◆ **Tasks to carry out**:
(A) Answer these questions using the figure captions:
(i) How many interconnected computers made up the ARPANET in December 1970?
(ii) In Figure A.2, what does the length of a line indicate?
(iii) Under what license is the Figure A.2 work licensed?
(B) Copy the figure captions from "Figure A.1 The" to "December, 1970 ARPANET.".
(C) In the figure captions, rewrite the paragraph beginning "Figure A.2 Traffic flows" as a short list that keeps its main facts.

Figure A.1 The 13 interconnected computers of the December, 1970 ARPANET (as the Internet was first known). The interconnected machines were located at the University of California campuses at Santa Barbara and at Los Angeles, the Stanford Research Institute, Stanford University, Systems Development Corporation, the RAND Corporation, the University of Utah, Case Western Reserve University, Carnegie Mellon University, Lincoln Labs, MIT, Harvard, and Bolt, Beranek, and Newman, Inc.

Figure shows the 13 interconnected computers of the December, 1970 ARPANET.

Source: Heart, F., McKenzie, A., McQuillian, J., and Walden, D., ARPANET Completion Report, Bolt, Beranek and Newman, Burlington, MA, January 4, 1978.

Figure A.2 Traffic flows within a small part of the Internet as it exists today. Each line is drawn between two IP addresses of the network. The length of a line indicates the time delay for messages between those two nodes. Thousands of cross-connections are omitted.

Figure shows traffic flows within a small part of the Internet.

Source: Wikipedia, http://en.wikipedia.org/wiki/Image: Internet_map_1024.jpg. This work is licensed under the Creative Commons Attribution 2.5 License.

◆ **Information shown**:

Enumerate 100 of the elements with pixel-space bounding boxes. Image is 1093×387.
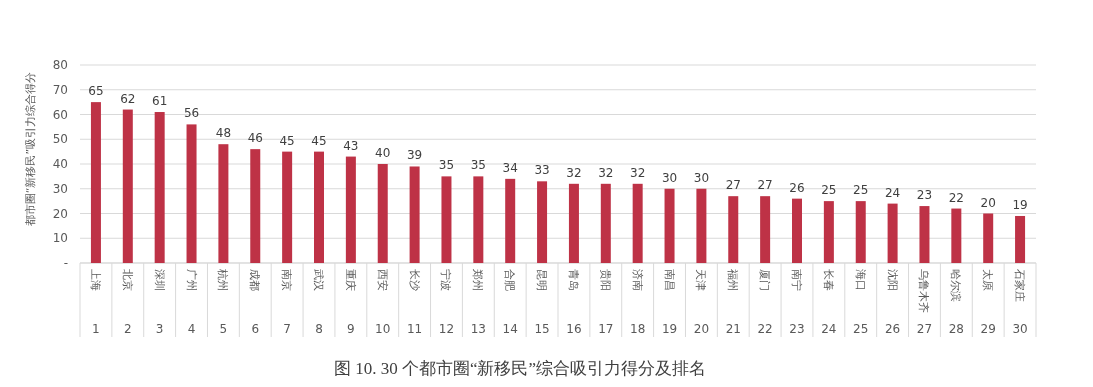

◆ **Exercise solutions**:
(A)
(i) 13
(ii) The time delay for messages between the two nodes it connects
(iii) The Creative Commons Attribution 2.5 License

(B)
Figure A.1 The 13 interconnected computers of the December, 1970 ARPANET (as the Internet was first known). The interconnected machines were located at the University of California campuses at Santa Barbara and at Los Angeles, the Stanford Research Institute, Stanford University, Systems Development Corporation, the RAND Corporation, the University of Utah, Case Western Reserve University, Carnegie Mellon University, Lincoln Labs, MIT, Harvard, and Bolt, Beranek, and Newman, Inc.

Figure shows the 13 interconnected computers of the December, 1970 ARPANET.

(C)
- Figure A.2 shows traffic flows within a small part of today's Internet.
- Each line connects two IP addresses of the network.
- A line's length shows the message time delay between those two nodes.
- Thousands of cross-connections are left out.